-- Start Records supplied --

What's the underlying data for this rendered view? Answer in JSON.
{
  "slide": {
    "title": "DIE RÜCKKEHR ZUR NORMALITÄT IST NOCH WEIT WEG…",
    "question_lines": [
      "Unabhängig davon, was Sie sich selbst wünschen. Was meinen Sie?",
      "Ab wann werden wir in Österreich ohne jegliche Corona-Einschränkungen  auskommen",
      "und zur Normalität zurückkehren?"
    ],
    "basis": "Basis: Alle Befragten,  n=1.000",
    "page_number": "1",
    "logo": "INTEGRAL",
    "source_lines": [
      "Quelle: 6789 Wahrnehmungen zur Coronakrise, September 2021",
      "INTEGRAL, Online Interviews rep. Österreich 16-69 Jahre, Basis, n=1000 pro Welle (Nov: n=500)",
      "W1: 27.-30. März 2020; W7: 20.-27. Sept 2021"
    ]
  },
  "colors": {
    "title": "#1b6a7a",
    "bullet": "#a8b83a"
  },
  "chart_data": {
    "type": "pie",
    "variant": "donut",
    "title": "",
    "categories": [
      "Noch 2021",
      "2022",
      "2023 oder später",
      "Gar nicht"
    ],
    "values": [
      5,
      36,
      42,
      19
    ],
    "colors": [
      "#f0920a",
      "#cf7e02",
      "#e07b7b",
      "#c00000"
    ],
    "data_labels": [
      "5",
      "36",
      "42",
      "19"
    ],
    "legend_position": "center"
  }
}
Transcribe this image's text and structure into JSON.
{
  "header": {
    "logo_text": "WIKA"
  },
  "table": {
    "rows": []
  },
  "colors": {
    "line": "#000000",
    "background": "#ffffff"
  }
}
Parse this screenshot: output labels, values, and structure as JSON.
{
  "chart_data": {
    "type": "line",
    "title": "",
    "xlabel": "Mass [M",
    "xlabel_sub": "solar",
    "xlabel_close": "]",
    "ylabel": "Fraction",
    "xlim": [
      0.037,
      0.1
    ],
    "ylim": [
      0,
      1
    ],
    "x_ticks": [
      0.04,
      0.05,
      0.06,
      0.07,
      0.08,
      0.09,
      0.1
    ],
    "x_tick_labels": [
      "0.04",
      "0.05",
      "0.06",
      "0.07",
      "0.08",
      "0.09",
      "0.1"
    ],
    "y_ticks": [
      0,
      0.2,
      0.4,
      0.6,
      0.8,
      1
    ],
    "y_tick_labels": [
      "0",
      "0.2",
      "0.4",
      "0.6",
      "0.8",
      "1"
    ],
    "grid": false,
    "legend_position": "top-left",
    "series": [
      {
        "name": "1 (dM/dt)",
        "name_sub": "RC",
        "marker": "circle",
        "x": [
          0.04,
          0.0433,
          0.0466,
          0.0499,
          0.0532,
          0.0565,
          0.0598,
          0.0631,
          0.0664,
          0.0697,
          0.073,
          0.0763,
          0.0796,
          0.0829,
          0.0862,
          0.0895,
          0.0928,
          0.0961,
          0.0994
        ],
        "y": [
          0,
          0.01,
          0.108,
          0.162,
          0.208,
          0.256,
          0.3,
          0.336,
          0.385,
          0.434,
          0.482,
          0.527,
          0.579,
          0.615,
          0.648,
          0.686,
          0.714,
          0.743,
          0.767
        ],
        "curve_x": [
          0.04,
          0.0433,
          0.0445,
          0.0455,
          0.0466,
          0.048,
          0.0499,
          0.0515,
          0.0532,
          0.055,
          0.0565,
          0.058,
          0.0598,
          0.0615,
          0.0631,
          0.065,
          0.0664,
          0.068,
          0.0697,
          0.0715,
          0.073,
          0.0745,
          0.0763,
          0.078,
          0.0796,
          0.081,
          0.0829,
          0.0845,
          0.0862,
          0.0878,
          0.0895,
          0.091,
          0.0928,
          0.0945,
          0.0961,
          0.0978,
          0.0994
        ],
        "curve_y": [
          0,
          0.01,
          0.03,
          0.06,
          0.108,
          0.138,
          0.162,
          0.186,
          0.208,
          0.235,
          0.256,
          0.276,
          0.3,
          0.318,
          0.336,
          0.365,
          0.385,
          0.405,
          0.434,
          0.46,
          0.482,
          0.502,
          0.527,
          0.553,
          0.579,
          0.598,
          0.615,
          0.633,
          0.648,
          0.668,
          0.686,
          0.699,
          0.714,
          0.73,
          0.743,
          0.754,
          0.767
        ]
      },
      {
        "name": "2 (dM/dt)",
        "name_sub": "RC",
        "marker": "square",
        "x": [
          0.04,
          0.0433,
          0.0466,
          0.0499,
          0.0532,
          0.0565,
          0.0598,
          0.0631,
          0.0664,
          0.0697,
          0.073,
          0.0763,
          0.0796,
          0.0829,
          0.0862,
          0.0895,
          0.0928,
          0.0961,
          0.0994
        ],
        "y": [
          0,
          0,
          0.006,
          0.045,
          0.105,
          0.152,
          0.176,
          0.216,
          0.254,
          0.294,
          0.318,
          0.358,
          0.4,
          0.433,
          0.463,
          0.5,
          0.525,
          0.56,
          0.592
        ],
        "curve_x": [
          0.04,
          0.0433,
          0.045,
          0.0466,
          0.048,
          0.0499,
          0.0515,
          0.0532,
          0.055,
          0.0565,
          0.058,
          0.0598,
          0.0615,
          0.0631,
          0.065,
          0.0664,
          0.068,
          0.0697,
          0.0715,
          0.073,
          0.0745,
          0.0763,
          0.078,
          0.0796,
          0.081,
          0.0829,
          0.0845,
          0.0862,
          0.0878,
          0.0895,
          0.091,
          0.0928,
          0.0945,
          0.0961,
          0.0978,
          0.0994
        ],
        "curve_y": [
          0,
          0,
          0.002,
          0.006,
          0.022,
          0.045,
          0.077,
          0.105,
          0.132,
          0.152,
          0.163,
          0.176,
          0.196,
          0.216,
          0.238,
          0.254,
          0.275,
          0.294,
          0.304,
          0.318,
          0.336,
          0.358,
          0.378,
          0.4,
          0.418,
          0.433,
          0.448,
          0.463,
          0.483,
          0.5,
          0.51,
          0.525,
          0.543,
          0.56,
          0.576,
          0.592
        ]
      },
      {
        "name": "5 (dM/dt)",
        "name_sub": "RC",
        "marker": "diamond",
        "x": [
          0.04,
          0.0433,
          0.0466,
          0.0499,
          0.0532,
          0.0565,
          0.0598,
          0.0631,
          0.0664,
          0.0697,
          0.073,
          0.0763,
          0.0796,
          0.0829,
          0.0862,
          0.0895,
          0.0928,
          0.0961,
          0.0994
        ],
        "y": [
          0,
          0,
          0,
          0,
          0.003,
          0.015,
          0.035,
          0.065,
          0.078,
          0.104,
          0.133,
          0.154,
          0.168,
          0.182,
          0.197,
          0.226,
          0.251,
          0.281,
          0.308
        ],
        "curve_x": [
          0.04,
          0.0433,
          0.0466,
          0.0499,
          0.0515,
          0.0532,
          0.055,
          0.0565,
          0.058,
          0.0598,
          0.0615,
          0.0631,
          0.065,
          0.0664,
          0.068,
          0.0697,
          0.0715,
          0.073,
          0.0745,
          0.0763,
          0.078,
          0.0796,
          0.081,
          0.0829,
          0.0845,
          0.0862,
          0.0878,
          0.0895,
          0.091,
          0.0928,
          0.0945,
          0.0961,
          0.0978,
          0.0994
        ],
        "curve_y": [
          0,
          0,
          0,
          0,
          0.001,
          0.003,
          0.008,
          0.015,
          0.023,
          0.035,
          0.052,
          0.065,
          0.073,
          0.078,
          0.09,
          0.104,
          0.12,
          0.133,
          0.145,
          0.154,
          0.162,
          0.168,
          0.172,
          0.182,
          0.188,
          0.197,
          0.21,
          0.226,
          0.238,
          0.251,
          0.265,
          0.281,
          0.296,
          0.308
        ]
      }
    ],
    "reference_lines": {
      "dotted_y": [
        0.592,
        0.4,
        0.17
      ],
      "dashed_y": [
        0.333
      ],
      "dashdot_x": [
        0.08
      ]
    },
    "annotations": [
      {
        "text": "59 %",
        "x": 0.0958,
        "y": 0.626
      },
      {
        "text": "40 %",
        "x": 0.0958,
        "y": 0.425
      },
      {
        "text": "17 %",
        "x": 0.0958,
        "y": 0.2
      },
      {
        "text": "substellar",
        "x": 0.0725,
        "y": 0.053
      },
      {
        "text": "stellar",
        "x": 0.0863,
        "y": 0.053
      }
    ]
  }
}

-- End Records supplied --

Find "Basis". Copy every line it occurs in.

### Task solution
    "basis": "Basis: Alle Befragten,  n=1.000",
      "INTEGRAL, Online Interviews rep. Österreich 16-69 Jahre, Basis, n=1000 pro Welle (Nov: n=500)",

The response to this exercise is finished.